Examine the material below. Gather every line in which the string "kommen" appears.

# # # #

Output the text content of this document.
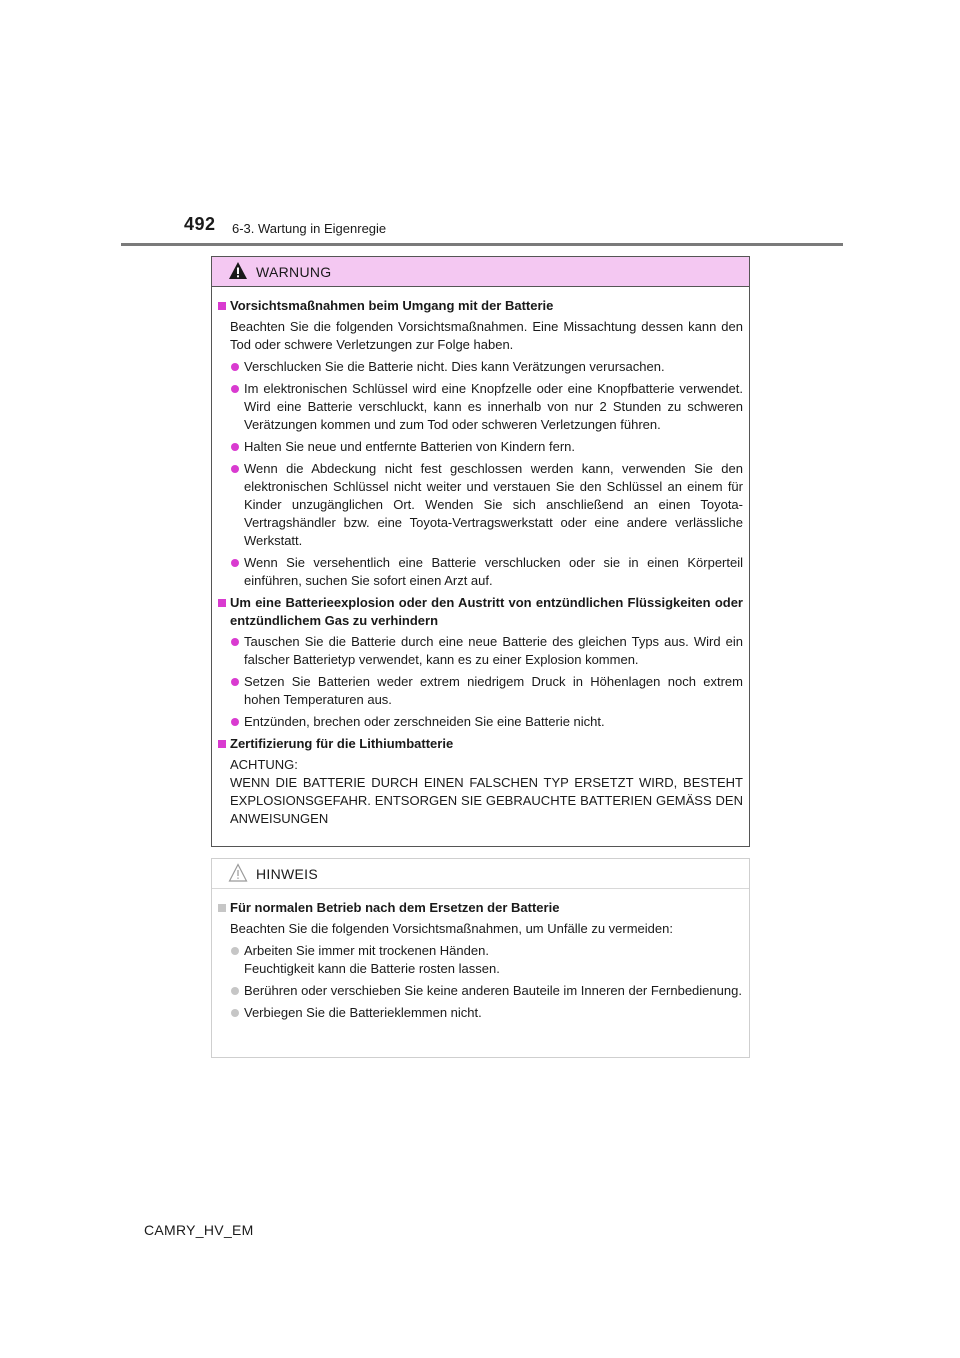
492 6-3. Wartung in Eigenregie
WARNUNG
Vorsichtsmaßnahmen beim Umgang mit der Batterie
Beachten Sie die folgenden Vorsichtsmaßnahmen. Eine Missachtung dessen kann den Tod oder schwere Verletzungen zur Folge haben.
Verschlucken Sie die Batterie nicht. Dies kann Verätzungen verursachen.
Im elektronischen Schlüssel wird eine Knopfzelle oder eine Knopfbatterie verwendet. Wird eine Batterie verschluckt, kann es innerhalb von nur 2 Stunden zu schweren Verätzungen kommen und zum Tod oder schweren Verletzungen führen.
Halten Sie neue und entfernte Batterien von Kindern fern.
Wenn die Abdeckung nicht fest geschlossen werden kann, verwenden Sie den elektronischen Schlüssel nicht weiter und verstauen Sie den Schlüssel an einem für Kinder unzugänglichen Ort. Wenden Sie sich anschließend an einen Toyota-Vertragshändler bzw. eine Toyota-Vertragswerkstatt oder eine andere verlässliche Werkstatt.
Wenn Sie versehentlich eine Batterie verschlucken oder sie in einen Körperteil einführen, suchen Sie sofort einen Arzt auf.
Um eine Batterieexplosion oder den Austritt von entzündlichen Flüssigkeiten oder entzündlichem Gas zu verhindern
Tauschen Sie die Batterie durch eine neue Batterie des gleichen Typs aus. Wird ein falscher Batterietyp verwendet, kann es zu einer Explosion kommen.
Setzen Sie Batterien weder extrem niedrigem Druck in Höhenlagen noch extrem hohen Temperaturen aus.
Entzünden, brechen oder zerschneiden Sie eine Batterie nicht.
Zertifizierung für die Lithiumbatterie
ACHTUNG:
WENN DIE BATTERIE DURCH EINEN FALSCHEN TYP ERSETZT WIRD, BESTEHT EXPLOSIONSGEFAHR. ENTSORGEN SIE GEBRAUCHTE BATTERIEN GEMÄSS DEN ANWEISUNGEN
HINWEIS
Für normalen Betrieb nach dem Ersetzen der Batterie
Beachten Sie die folgenden Vorsichtsmaßnahmen, um Unfälle zu vermeiden:
Arbeiten Sie immer mit trockenen Händen.
Feuchtigkeit kann die Batterie rosten lassen.
Berühren oder verschieben Sie keine anderen Bauteile im Inneren der Fernbedienung.
Verbiegen Sie die Batterieklemmen nicht.
CAMRY_HV_EM
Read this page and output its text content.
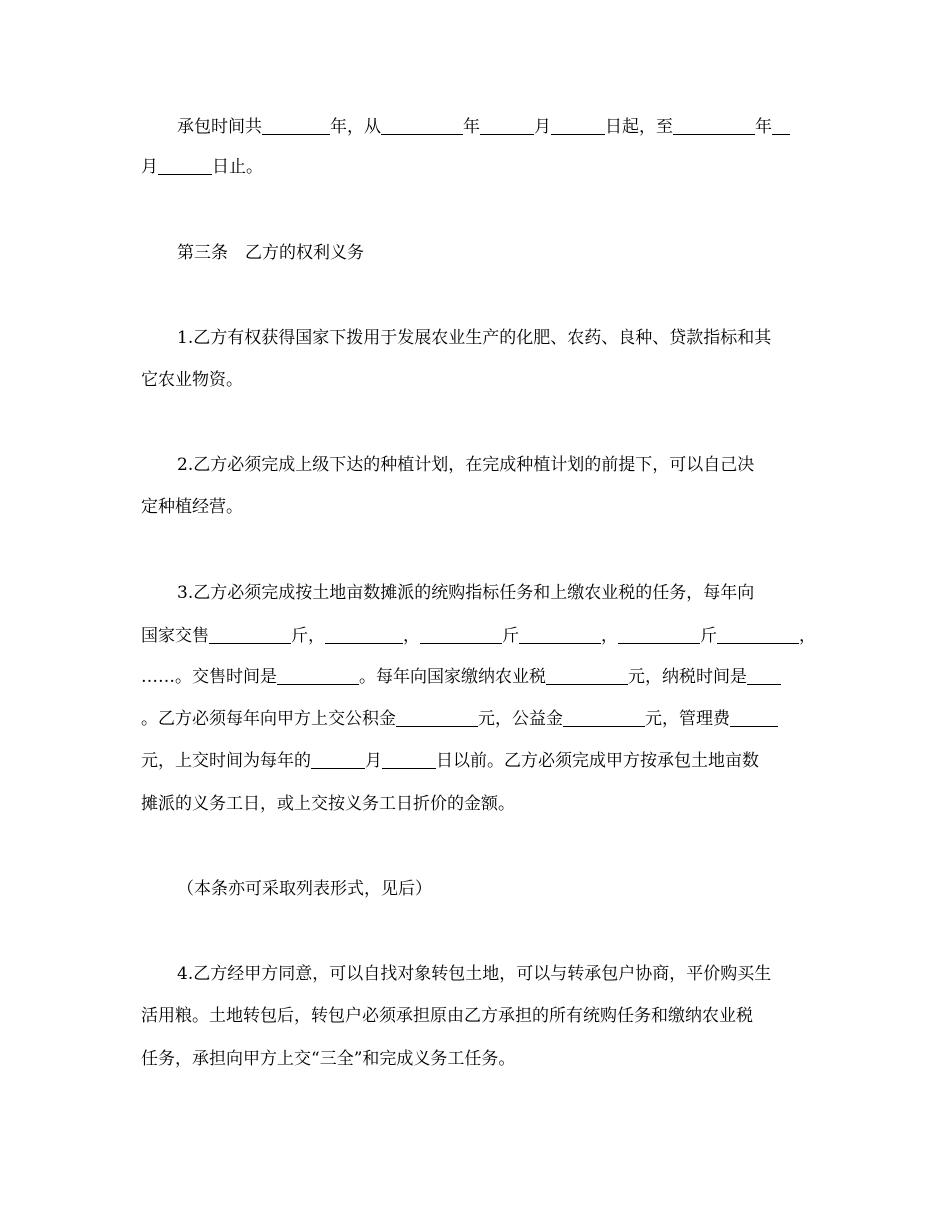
承包时间共	年，从	年	月	日起，至	年

月	日止。

第三条　乙方的权利义务

1.乙方有权获得国家下拨用于发展农业生产的化肥、农药、良种、贷款指标和其

它农业物资。

2.乙方必须完成上级下达的种植计划，在完成种植计划的前提下，可以自己决

定种植经营。

3.乙方必须完成按土地亩数摊派的统购指标任务和上缴农业税的任务，每年向

国家交售	斤，	，	斤	，	斤	，

……。交售时间是	。每年向国家缴纳农业税	元，纳税时间是

。乙方必须每年向甲方上交公积金	元，公益金	元，管理费

元，上交时间为每年的	月	日以前。乙方必须完成甲方按承包土地亩数

摊派的义务工日，或上交按义务工日折价的金额。

（本条亦可采取列表形式，见后）

4.乙方经甲方同意，可以自找对象转包土地，可以与转承包户协商，平价购买生

活用粮。土地转包后，转包户必须承担原由乙方承担的所有统购任务和缴纳农业税

任务，承担向甲方上交“三全”和完成义务工任务。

# # # #

_Result of this exercise_.
Im elektronischen Schlüssel wird eine Knopfzelle oder eine Knopfbatterie verwendet. Wird eine Batterie verschluckt, kann es innerhalb von nur 2 Stunden zu schweren Verätzungen kommen und zum Tod oder schweren Verletzungen führen.
Tauschen Sie die Batterie durch eine neue Batterie des gleichen Typs aus. Wird ein falscher Batterietyp verwendet, kann es zu einer Explosion kommen.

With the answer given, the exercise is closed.